§ **WORK INSTRUCTIONS**:
Filter this data down to the lines that hold "ополченцев", and copy them.

§ **TASK INPUTS**:
|---|
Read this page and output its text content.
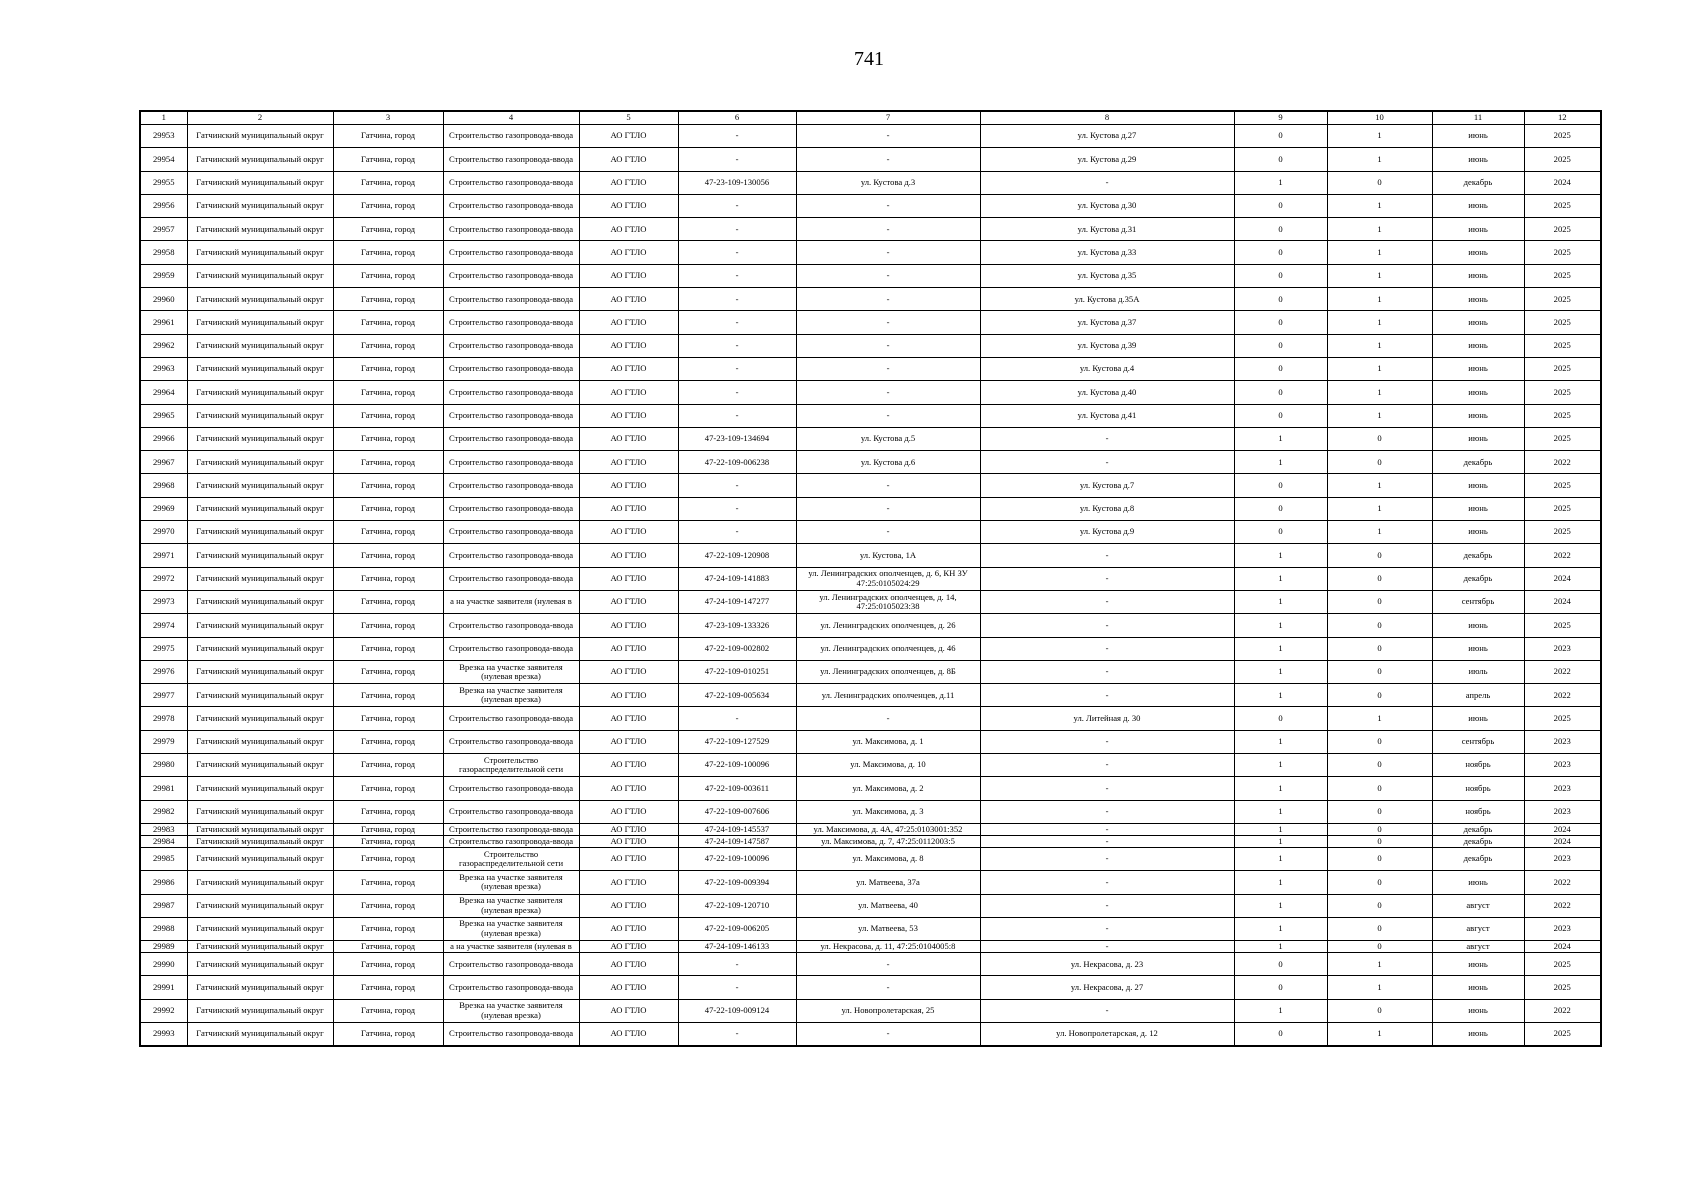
741
1	2	3	4	5	6	7	8	9	10	11	12
29953	Гатчинский муниципальный округ	Гатчина, город	Строительство газопровода-ввода	АО ГТЛО	-	-	ул. Кустова д.27	0	1	июнь	2025
29954	Гатчинский муниципальный округ	Гатчина, город	Строительство газопровода-ввода	АО ГТЛО	-	-	ул. Кустова д.29	0	1	июнь	2025
29955	Гатчинский муниципальный округ	Гатчина, город	Строительство газопровода-ввода	АО ГТЛО	47-23-109-130056	ул. Кустова д.3	-	1	0	декабрь	2024
29956	Гатчинский муниципальный округ	Гатчина, город	Строительство газопровода-ввода	АО ГТЛО	-	-	ул. Кустова д.30	0	1	июнь	2025
29957	Гатчинский муниципальный округ	Гатчина, город	Строительство газопровода-ввода	АО ГТЛО	-	-	ул. Кустова д.31	0	1	июнь	2025
29958	Гатчинский муниципальный округ	Гатчина, город	Строительство газопровода-ввода	АО ГТЛО	-	-	ул. Кустова д.33	0	1	июнь	2025
29959	Гатчинский муниципальный округ	Гатчина, город	Строительство газопровода-ввода	АО ГТЛО	-	-	ул. Кустова д.35	0	1	июнь	2025
29960	Гатчинский муниципальный округ	Гатчина, город	Строительство газопровода-ввода	АО ГТЛО	-	-	ул. Кустова д.35А	0	1	июнь	2025
29961	Гатчинский муниципальный округ	Гатчина, город	Строительство газопровода-ввода	АО ГТЛО	-	-	ул. Кустова д.37	0	1	июнь	2025
29962	Гатчинский муниципальный округ	Гатчина, город	Строительство газопровода-ввода	АО ГТЛО	-	-	ул. Кустова д.39	0	1	июнь	2025
29963	Гатчинский муниципальный округ	Гатчина, город	Строительство газопровода-ввода	АО ГТЛО	-	-	ул. Кустова д.4	0	1	июнь	2025
29964	Гатчинский муниципальный округ	Гатчина, город	Строительство газопровода-ввода	АО ГТЛО	-	-	ул. Кустова д.40	0	1	июнь	2025
29965	Гатчинский муниципальный округ	Гатчина, город	Строительство газопровода-ввода	АО ГТЛО	-	-	ул. Кустова д.41	0	1	июнь	2025
29966	Гатчинский муниципальный округ	Гатчина, город	Строительство газопровода-ввода	АО ГТЛО	47-23-109-134694	ул. Кустова д.5	-	1	0	июнь	2025
29967	Гатчинский муниципальный округ	Гатчина, город	Строительство газопровода-ввода	АО ГТЛО	47-22-109-006238	ул. Кустова д.6	-	1	0	декабрь	2022
29968	Гатчинский муниципальный округ	Гатчина, город	Строительство газопровода-ввода	АО ГТЛО	-	-	ул. Кустова д.7	0	1	июнь	2025
29969	Гатчинский муниципальный округ	Гатчина, город	Строительство газопровода-ввода	АО ГТЛО	-	-	ул. Кустова д.8	0	1	июнь	2025
29970	Гатчинский муниципальный округ	Гатчина, город	Строительство газопровода-ввода	АО ГТЛО	-	-	ул. Кустова д.9	0	1	июнь	2025
29971	Гатчинский муниципальный округ	Гатчина, город	Строительство газопровода-ввода	АО ГТЛО	47-22-109-120908	ул. Кустова, 1А	-	1	0	декабрь	2022
29972	Гатчинский муниципальный округ	Гатчина, город	Строительство газопровода-ввода	АО ГТЛО	47-24-109-141883	ул. Ленинградских ополченцев, д. 6, КН ЗУ 47:25:0105024:29	-	1	0	декабрь	2024
29973	Гатчинский муниципальный округ	Гатчина, город	а на участке заявителя (нулевая в	АО ГТЛО	47-24-109-147277	ул. Ленинградских ополченцев, д. 14, 47:25:0105023:38	-	1	0	сентябрь	2024
29974	Гатчинский муниципальный округ	Гатчина, город	Строительство газопровода-ввода	АО ГТЛО	47-23-109-133326	ул. Ленинградских ополченцев, д. 26	-	1	0	июнь	2025
29975	Гатчинский муниципальный округ	Гатчина, город	Строительство газопровода-ввода	АО ГТЛО	47-22-109-002802	ул. Ленинградских ополченцев, д. 46	-	1	0	июнь	2023
29976	Гатчинский муниципальный округ	Гатчина, город	Врезка на участке заявителя (нулевая врезка)	АО ГТЛО	47-22-109-010251	ул. Ленинградских ополченцев, д. 8Б	-	1	0	июль	2022
29977	Гатчинский муниципальный округ	Гатчина, город	Врезка на участке заявителя (нулевая врезка)	АО ГТЛО	47-22-109-005634	ул. Ленинградских ополченцев, д.11	-	1	0	апрель	2022
29978	Гатчинский муниципальный округ	Гатчина, город	Строительство газопровода-ввода	АО ГТЛО	-	-	ул. Литейная д. 30	0	1	июнь	2025
29979	Гатчинский муниципальный округ	Гатчина, город	Строительство газопровода-ввода	АО ГТЛО	47-22-109-127529	ул. Максимова, д. 1	-	1	0	сентябрь	2023
29980	Гатчинский муниципальный округ	Гатчина, город	Строительство газораспределительной сети	АО ГТЛО	47-22-109-100096	ул. Максимова, д. 10	-	1	0	ноябрь	2023
29981	Гатчинский муниципальный округ	Гатчина, город	Строительство газопровода-ввода	АО ГТЛО	47-22-109-003611	ул. Максимова, д. 2	-	1	0	ноябрь	2023
29982	Гатчинский муниципальный округ	Гатчина, город	Строительство газопровода-ввода	АО ГТЛО	47-22-109-007606	ул. Максимова, д. 3	-	1	0	ноябрь	2023
29983	Гатчинский муниципальный округ	Гатчина, город	Строительство газопровода-ввода	АО ГТЛО	47-24-109-145537	ул. Максимова, д. 4А, 47:25:0103001:352	-	1	0	декабрь	2024
29984	Гатчинский муниципальный округ	Гатчина, город	Строительство газопровода-ввода	АО ГТЛО	47-24-109-147587	ул. Максимова, д. 7, 47:25:0112003:5	-	1	0	декабрь	2024
29985	Гатчинский муниципальный округ	Гатчина, город	Строительство газораспределительной сети	АО ГТЛО	47-22-109-100096	ул. Максимова, д. 8	-	1	0	декабрь	2023
29986	Гатчинский муниципальный округ	Гатчина, город	Врезка на участке заявителя (нулевая врезка)	АО ГТЛО	47-22-109-009394	ул. Матвеева, 37а	-	1	0	июнь	2022
29987	Гатчинский муниципальный округ	Гатчина, город	Врезка на участке заявителя (нулевая врезка)	АО ГТЛО	47-22-109-120710	ул. Матвеева, 40	-	1	0	август	2022
29988	Гатчинский муниципальный округ	Гатчина, город	Врезка на участке заявителя (нулевая врезка)	АО ГТЛО	47-22-109-006205	ул. Матвеева, 53	-	1	0	август	2023
29989	Гатчинский муниципальный округ	Гатчина, город	а на участке заявителя (нулевая в	АО ГТЛО	47-24-109-146133	ул. Некрасова, д. 11, 47:25:0104005:8	-	1	0	август	2024
29990	Гатчинский муниципальный округ	Гатчина, город	Строительство газопровода-ввода	АО ГТЛО	-	-	ул. Некрасова, д. 23	0	1	июнь	2025
29991	Гатчинский муниципальный округ	Гатчина, город	Строительство газопровода-ввода	АО ГТЛО	-	-	ул. Некрасова, д. 27	0	1	июнь	2025
29992	Гатчинский муниципальный округ	Гатчина, город	Врезка на участке заявителя (нулевая врезка)	АО ГТЛО	47-22-109-009124	ул. Новопролетарская, 25	-	1	0	июнь	2022
29993	Гатчинский муниципальный округ	Гатчина, город	Строительство газопровода-ввода	АО ГТЛО	-	-	ул. Новопролетарская, д. 12	0	1	июнь	2025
|---|
§ **ANSWER TO THE TASK**:
29972	Гатчинский муниципальный округ	Гатчина, город	Строительство газопровода-ввода	АО ГТЛО	47-24-109-141883	ул. Ленинградских ополченцев, д. 6, КН ЗУ 47:25:0105024:29	-	1	0	декабрь	2024
29973	Гатчинский муниципальный округ	Гатчина, город	а на участке заявителя (нулевая в	АО ГТЛО	47-24-109-147277	ул. Ленинградских ополченцев, д. 14, 47:25:0105023:38	-	1	0	сентябрь	2024
29974	Гатчинский муниципальный округ	Гатчина, город	Строительство газопровода-ввода	АО ГТЛО	47-23-109-133326	ул. Ленинградских ополченцев, д. 26	-	1	0	июнь	2025
29975	Гатчинский муниципальный округ	Гатчина, город	Строительство газопровода-ввода	АО ГТЛО	47-22-109-002802	ул. Ленинградских ополченцев, д. 46	-	1	0	июнь	2023
29976	Гатчинский муниципальный округ	Гатчина, город	Врезка на участке заявителя (нулевая врезка)	АО ГТЛО	47-22-109-010251	ул. Ленинградских ополченцев, д. 8Б	-	1	0	июль	2022
29977	Гатчинский муниципальный округ	Гатчина, город	Врезка на участке заявителя (нулевая врезка)	АО ГТЛО	47-22-109-005634	ул. Ленинградских ополченцев, д.11	-	1	0	апрель	2022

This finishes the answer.